# Problem description
Please copy all the lines that follow, word for word.

»»

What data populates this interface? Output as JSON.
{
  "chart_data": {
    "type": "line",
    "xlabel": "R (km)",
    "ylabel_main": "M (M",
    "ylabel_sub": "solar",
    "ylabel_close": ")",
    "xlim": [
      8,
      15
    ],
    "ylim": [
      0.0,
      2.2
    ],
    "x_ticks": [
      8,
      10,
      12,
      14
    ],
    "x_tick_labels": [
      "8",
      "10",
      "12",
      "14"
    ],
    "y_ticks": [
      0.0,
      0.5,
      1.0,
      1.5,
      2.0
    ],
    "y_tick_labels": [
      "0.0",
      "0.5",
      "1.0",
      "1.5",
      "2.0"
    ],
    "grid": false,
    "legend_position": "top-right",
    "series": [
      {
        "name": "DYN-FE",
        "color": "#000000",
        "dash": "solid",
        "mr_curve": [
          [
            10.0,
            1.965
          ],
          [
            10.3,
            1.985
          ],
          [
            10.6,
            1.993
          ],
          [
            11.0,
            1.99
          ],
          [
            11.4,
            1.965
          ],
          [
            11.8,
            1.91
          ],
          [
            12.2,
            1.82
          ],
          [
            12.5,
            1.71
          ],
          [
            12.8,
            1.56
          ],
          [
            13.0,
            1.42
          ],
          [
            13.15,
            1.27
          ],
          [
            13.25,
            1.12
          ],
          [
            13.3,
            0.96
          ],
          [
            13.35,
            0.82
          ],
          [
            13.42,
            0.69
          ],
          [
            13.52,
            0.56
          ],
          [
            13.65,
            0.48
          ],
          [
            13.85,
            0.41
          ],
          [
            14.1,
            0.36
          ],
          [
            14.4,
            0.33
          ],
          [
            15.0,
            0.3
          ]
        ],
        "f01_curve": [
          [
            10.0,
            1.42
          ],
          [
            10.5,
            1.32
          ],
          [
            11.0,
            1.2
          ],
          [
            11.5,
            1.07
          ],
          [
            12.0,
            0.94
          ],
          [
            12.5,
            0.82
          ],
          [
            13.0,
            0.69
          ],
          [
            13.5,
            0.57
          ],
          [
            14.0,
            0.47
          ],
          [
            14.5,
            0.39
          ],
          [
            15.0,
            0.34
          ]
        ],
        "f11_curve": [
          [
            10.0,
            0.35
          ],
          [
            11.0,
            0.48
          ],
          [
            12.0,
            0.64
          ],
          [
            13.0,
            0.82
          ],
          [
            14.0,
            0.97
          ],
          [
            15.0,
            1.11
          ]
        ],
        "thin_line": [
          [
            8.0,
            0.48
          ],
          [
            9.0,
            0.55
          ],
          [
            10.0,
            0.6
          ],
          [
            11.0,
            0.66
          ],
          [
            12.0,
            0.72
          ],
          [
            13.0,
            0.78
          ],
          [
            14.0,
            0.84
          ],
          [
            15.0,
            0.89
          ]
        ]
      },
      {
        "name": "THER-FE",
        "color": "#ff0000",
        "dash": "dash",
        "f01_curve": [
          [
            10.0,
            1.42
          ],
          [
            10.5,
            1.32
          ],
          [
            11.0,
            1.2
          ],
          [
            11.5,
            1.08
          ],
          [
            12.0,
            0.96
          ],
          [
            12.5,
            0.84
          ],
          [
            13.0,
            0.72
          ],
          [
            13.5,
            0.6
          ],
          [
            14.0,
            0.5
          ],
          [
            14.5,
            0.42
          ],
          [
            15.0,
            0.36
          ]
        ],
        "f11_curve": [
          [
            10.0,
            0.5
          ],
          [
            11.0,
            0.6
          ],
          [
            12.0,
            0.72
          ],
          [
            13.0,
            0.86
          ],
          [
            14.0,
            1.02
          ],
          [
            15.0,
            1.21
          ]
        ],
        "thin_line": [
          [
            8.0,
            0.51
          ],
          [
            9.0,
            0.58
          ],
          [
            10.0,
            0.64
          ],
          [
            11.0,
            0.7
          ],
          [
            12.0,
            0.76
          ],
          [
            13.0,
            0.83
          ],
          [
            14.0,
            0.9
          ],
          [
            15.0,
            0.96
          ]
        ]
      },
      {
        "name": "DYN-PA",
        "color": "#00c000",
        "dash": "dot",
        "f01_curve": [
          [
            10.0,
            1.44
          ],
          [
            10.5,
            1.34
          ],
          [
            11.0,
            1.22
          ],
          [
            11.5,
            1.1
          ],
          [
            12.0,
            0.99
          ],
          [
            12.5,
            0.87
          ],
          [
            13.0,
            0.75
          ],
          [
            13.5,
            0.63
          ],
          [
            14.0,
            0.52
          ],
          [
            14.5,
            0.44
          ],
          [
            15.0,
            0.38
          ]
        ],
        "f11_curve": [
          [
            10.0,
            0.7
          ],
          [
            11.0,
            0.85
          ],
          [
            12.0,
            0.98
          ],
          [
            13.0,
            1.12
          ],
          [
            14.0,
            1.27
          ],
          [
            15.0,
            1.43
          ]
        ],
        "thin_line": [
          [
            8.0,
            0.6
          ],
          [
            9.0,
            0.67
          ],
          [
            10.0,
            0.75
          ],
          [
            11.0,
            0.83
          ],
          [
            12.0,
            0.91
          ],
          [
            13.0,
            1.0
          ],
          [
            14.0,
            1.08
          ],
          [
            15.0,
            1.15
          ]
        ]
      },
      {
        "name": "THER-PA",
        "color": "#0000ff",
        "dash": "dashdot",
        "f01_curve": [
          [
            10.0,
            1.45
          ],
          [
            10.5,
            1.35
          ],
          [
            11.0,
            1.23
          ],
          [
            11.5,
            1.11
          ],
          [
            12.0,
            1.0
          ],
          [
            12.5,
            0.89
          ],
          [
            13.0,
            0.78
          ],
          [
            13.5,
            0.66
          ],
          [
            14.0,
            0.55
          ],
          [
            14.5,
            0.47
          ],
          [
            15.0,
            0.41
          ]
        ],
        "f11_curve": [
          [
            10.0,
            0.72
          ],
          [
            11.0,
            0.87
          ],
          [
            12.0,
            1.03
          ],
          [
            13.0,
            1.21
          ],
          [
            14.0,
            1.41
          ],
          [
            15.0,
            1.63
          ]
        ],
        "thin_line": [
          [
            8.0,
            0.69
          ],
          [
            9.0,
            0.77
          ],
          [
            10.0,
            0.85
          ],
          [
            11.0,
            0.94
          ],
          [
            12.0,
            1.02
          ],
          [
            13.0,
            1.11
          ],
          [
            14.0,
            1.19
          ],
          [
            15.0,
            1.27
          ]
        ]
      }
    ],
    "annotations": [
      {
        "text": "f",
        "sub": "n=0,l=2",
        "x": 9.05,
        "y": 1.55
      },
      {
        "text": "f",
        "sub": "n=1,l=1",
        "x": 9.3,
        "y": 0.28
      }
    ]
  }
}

««

# Finished exercise
What data populates this interface? Output as JSON.
{
  "chart_data": {
    "type": "line",
    "xlabel": "R (km)",
    "ylabel_main": "M (M",
    "ylabel_sub": "solar",
    "ylabel_close": ")",
    "xlim": [
      8,
      15
    ],
    "ylim": [
      0.0,
      2.2
    ],
    "x_ticks": [
      8,
      10,
      12,
      14
    ],
    "x_tick_labels": [
      "8",
      "10",
      "12",
      "14"
    ],
    "y_ticks": [
      0.0,
      0.5,
      1.0,
      1.5,
      2.0
    ],
    "y_tick_labels": [
      "0.0",
      "0.5",
      "1.0",
      "1.5",
      "2.0"
    ],
    "grid": false,
    "legend_position": "top-right",
    "series": [
      {
        "name": "DYN-FE",
        "color": "#000000",
        "dash": "solid",
        "mr_curve": [
          [
            10.0,
            1.965
          ],
          [
            10.3,
            1.985
          ],
          [
            10.6,
            1.993
          ],
          [
            11.0,
            1.99
          ],
          [
            11.4,
            1.965
          ],
          [
            11.8,
            1.91
          ],
          [
            12.2,
            1.82
          ],
          [
            12.5,
            1.71
          ],
          [
            12.8,
            1.56
          ],
          [
            13.0,
            1.42
          ],
          [
            13.15,
            1.27
          ],
          [
            13.25,
            1.12
          ],
          [
            13.3,
            0.96
          ],
          [
            13.35,
            0.82
          ],
          [
            13.42,
            0.69
          ],
          [
            13.52,
            0.56
          ],
          [
            13.65,
            0.48
          ],
          [
            13.85,
            0.41
          ],
          [
            14.1,
            0.36
          ],
          [
            14.4,
            0.33
          ],
          [
            15.0,
            0.3
          ]
        ],
        "f01_curve": [
          [
            10.0,
            1.42
          ],
          [
            10.5,
            1.32
          ],
          [
            11.0,
            1.2
          ],
          [
            11.5,
            1.07
          ],
          [
            12.0,
            0.94
          ],
          [
            12.5,
            0.82
          ],
          [
            13.0,
            0.69
          ],
          [
            13.5,
            0.57
          ],
          [
            14.0,
            0.47
          ],
          [
            14.5,
            0.39
          ],
          [
            15.0,
            0.34
          ]
        ],
        "f11_curve": [
          [
            10.0,
            0.35
          ],
          [
            11.0,
            0.48
          ],
          [
            12.0,
            0.64
          ],
          [
            13.0,
            0.82
          ],
          [
            14.0,
            0.97
          ],
          [
            15.0,
            1.11
          ]
        ],
        "thin_line": [
          [
            8.0,
            0.48
          ],
          [
            9.0,
            0.55
          ],
          [
            10.0,
            0.6
          ],
          [
            11.0,
            0.66
          ],
          [
            12.0,
            0.72
          ],
          [
            13.0,
            0.78
          ],
          [
            14.0,
            0.84
          ],
          [
            15.0,
            0.89
          ]
        ]
      },
      {
        "name": "THER-FE",
        "color": "#ff0000",
        "dash": "dash",
        "f01_curve": [
          [
            10.0,
            1.42
          ],
          [
            10.5,
            1.32
          ],
          [
            11.0,
            1.2
          ],
          [
            11.5,
            1.08
          ],
          [
            12.0,
            0.96
          ],
          [
            12.5,
            0.84
          ],
          [
            13.0,
            0.72
          ],
          [
            13.5,
            0.6
          ],
          [
            14.0,
            0.5
          ],
          [
            14.5,
            0.42
          ],
          [
            15.0,
            0.36
          ]
        ],
        "f11_curve": [
          [
            10.0,
            0.5
          ],
          [
            11.0,
            0.6
          ],
          [
            12.0,
            0.72
          ],
          [
            13.0,
            0.86
          ],
          [
            14.0,
            1.02
          ],
          [
            15.0,
            1.21
          ]
        ],
        "thin_line": [
          [
            8.0,
            0.51
          ],
          [
            9.0,
            0.58
          ],
          [
            10.0,
            0.64
          ],
          [
            11.0,
            0.7
          ],
          [
            12.0,
            0.76
          ],
          [
            13.0,
            0.83
          ],
          [
            14.0,
            0.9
          ],
          [
            15.0,
            0.96
          ]
        ]
      },
      {
        "name": "DYN-PA",
        "color": "#00c000",
        "dash": "dot",
        "f01_curve": [
          [
            10.0,
            1.44
          ],
          [
            10.5,
            1.34
          ],
          [
            11.0,
            1.22
          ],
          [
            11.5,
            1.1
          ],
          [
            12.0,
            0.99
          ],
          [
            12.5,
            0.87
          ],
          [
            13.0,
            0.75
          ],
          [
            13.5,
            0.63
          ],
          [
            14.0,
            0.52
          ],
          [
            14.5,
            0.44
          ],
          [
            15.0,
            0.38
          ]
        ],
        "f11_curve": [
          [
            10.0,
            0.7
          ],
          [
            11.0,
            0.85
          ],
          [
            12.0,
            0.98
          ],
          [
            13.0,
            1.12
          ],
          [
            14.0,
            1.27
          ],
          [
            15.0,
            1.43
          ]
        ],
        "thin_line": [
          [
            8.0,
            0.6
          ],
          [
            9.0,
            0.67
          ],
          [
            10.0,
            0.75
          ],
          [
            11.0,
            0.83
          ],
          [
            12.0,
            0.91
          ],
          [
            13.0,
            1.0
          ],
          [
            14.0,
            1.08
          ],
          [
            15.0,
            1.15
          ]
        ]
      },
      {
        "name": "THER-PA",
        "color": "#0000ff",
        "dash": "dashdot",
        "f01_curve": [
          [
            10.0,
            1.45
          ],
          [
            10.5,
            1.35
          ],
          [
            11.0,
            1.23
          ],
          [
            11.5,
            1.11
          ],
          [
            12.0,
            1.0
          ],
          [
            12.5,
            0.89
          ],
          [
            13.0,
            0.78
          ],
          [
            13.5,
            0.66
          ],
          [
            14.0,
            0.55
          ],
          [
            14.5,
            0.47
          ],
          [
            15.0,
            0.41
          ]
        ],
        "f11_curve": [
          [
            10.0,
            0.72
          ],
          [
            11.0,
            0.87
          ],
          [
            12.0,
            1.03
          ],
          [
            13.0,
            1.21
          ],
          [
            14.0,
            1.41
          ],
          [
            15.0,
            1.63
          ]
        ],
        "thin_line": [
          [
            8.0,
            0.69
          ],
          [
            9.0,
            0.77
          ],
          [
            10.0,
            0.85
          ],
          [
            11.0,
            0.94
          ],
          [
            12.0,
            1.02
          ],
          [
            13.0,
            1.11
          ],
          [
            14.0,
            1.19
          ],
          [
            15.0,
            1.27
          ]
        ]
      }
    ],
    "annotations": [
      {
        "text": "f",
        "sub": "n=0,l=2",
        "x": 9.05,
        "y": 1.55
      },
      {
        "text": "f",
        "sub": "n=1,l=1",
        "x": 9.3,
        "y": 0.28
      }
    ]
  }
}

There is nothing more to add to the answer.